WORK TO BE COMPLETED
Go through the listing below and list every line with "What".
--- BEGIN PROVIDED INFORMATION ---
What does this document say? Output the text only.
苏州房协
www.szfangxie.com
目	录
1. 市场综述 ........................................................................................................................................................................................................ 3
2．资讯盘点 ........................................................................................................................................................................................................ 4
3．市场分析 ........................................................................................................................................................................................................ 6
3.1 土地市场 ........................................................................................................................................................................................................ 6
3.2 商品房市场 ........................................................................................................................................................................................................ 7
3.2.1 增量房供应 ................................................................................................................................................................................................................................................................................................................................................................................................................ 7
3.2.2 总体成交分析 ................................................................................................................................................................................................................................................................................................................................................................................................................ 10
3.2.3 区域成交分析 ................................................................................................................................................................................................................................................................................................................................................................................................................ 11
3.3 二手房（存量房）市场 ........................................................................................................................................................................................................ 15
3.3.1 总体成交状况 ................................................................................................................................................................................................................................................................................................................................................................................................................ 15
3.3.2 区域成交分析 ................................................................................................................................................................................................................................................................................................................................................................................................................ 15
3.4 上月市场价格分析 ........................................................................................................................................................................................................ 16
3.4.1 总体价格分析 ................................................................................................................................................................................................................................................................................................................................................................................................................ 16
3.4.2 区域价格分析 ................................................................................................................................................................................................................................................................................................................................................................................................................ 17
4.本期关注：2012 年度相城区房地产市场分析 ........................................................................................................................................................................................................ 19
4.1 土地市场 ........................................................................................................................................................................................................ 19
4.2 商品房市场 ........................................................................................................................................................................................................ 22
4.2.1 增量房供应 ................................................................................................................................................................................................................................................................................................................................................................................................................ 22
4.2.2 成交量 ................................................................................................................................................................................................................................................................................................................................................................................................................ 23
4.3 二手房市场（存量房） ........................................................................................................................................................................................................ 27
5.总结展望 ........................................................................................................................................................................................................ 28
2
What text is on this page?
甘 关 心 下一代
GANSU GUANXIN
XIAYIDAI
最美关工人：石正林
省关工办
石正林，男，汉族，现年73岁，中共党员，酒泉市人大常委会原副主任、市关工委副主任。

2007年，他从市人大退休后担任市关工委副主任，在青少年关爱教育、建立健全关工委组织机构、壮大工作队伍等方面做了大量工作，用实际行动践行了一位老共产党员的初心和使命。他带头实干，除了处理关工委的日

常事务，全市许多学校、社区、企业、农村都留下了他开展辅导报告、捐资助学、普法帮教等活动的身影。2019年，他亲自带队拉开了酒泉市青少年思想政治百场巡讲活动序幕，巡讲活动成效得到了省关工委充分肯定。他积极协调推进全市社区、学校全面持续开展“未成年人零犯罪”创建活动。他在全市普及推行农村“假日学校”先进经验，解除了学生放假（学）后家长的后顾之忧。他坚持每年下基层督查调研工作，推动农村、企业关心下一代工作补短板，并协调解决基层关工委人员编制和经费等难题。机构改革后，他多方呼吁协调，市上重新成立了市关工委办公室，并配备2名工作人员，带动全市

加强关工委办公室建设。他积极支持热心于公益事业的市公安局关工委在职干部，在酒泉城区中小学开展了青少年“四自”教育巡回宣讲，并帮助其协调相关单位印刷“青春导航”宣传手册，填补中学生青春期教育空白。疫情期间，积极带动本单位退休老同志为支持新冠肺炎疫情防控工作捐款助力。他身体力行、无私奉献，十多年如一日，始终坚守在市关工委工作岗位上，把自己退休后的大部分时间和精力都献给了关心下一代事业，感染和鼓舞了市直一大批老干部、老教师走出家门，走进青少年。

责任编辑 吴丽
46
--- END PROVIDED INFORMATION ---
COMPLETE ANSWER
What does this document say? Output the text only.
What text is on this page?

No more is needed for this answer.